*Data provided*:
* begin *
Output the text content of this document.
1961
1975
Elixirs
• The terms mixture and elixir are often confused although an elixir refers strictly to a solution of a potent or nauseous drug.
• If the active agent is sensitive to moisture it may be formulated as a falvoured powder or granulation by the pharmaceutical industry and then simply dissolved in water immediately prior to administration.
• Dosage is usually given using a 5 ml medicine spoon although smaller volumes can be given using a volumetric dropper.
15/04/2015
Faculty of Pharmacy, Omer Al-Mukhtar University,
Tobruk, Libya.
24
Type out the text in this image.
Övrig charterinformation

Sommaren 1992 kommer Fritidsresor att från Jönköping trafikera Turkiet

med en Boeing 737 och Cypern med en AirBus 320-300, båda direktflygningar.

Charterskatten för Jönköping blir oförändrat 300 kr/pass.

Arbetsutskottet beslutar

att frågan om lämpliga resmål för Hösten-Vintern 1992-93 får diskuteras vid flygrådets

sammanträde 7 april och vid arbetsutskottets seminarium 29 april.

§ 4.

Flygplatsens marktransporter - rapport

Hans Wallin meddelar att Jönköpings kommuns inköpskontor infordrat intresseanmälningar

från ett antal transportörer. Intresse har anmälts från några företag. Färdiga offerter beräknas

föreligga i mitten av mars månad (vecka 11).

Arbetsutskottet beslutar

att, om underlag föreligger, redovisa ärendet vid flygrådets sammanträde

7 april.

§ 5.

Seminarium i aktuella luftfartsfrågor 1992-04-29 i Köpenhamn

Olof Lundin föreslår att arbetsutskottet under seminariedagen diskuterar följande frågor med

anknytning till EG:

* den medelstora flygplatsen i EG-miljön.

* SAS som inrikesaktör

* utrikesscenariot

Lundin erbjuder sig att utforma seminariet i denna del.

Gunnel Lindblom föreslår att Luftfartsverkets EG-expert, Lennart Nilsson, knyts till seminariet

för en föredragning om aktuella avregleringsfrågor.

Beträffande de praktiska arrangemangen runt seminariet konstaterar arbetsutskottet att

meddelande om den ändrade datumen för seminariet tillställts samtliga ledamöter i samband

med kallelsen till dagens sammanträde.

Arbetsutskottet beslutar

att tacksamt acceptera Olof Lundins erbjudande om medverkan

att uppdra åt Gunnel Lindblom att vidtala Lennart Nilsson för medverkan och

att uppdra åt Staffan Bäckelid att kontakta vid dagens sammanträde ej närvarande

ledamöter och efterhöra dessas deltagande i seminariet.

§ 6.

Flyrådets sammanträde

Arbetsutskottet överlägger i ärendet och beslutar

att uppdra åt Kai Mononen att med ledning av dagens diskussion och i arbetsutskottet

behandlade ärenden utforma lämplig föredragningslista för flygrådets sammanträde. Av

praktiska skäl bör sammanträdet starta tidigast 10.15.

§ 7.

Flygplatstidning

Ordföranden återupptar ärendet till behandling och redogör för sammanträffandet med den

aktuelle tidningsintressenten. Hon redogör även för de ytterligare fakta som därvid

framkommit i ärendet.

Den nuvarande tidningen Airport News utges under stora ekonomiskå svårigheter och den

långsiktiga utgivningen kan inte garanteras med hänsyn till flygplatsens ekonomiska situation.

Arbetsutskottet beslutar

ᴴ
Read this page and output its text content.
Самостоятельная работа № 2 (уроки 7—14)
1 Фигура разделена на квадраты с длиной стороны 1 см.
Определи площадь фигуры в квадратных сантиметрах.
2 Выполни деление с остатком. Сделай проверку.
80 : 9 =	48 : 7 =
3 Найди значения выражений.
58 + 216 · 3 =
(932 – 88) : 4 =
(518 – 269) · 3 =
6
* end *
*Aim of the task*: From the listing above, pick out each line where the word "föreslår" appears.

*Solution to this problem*:
Olof Lundin föreslår att arbetsutskottet under seminariedagen diskuterar följande frågor med
Gunnel Lindblom föreslår att Luftfartsverkets EG-expert, Lennart Nilsson, knyts till seminariet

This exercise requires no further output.